### Prompt
Pick out each line in these entries that contains the string "text".

Part of a data file:
****************

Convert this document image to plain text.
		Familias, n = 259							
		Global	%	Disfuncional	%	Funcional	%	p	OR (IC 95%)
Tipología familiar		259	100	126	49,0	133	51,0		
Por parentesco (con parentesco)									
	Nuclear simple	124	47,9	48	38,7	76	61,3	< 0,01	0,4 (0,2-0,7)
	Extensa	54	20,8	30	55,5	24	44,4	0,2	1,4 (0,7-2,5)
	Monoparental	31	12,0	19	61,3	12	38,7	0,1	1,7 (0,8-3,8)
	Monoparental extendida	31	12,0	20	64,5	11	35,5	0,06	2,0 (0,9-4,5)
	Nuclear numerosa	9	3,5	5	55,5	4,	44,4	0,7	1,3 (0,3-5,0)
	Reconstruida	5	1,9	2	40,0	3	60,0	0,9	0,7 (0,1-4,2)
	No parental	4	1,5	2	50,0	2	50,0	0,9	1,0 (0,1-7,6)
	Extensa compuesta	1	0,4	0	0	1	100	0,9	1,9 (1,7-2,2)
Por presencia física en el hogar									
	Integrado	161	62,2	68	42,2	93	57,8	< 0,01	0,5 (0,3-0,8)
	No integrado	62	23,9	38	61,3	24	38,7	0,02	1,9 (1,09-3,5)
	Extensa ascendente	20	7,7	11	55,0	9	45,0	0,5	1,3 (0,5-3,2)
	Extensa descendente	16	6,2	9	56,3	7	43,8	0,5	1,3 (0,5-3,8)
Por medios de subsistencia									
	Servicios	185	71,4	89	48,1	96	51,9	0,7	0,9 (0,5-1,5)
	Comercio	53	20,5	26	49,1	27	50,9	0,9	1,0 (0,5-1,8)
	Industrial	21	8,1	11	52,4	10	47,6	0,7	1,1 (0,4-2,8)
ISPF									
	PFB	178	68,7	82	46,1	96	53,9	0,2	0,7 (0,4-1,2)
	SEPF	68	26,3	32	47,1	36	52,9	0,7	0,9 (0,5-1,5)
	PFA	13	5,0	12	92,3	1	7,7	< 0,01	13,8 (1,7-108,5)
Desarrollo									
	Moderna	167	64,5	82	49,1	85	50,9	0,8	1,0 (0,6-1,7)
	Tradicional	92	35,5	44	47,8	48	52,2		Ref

****************

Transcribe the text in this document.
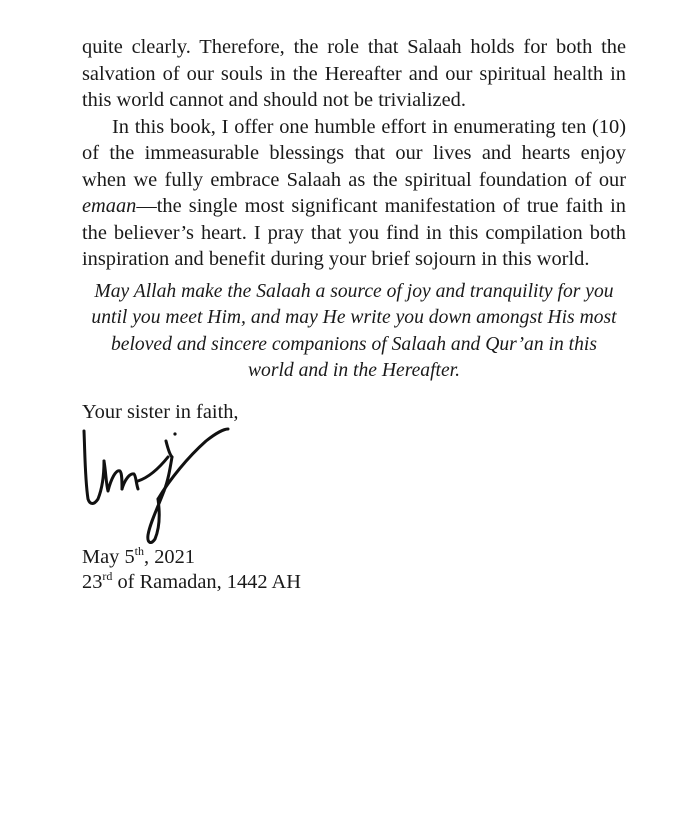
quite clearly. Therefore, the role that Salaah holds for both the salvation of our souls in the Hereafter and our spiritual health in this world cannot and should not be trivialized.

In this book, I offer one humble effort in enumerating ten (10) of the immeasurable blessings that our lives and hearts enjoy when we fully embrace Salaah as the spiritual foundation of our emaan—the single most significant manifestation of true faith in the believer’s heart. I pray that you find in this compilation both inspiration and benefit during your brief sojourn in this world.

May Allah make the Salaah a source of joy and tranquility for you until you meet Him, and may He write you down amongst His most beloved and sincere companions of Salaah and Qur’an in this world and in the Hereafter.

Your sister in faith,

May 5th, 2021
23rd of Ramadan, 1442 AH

****************

### Final result
Convert this document image to plain text.
Transcribe the text in this document.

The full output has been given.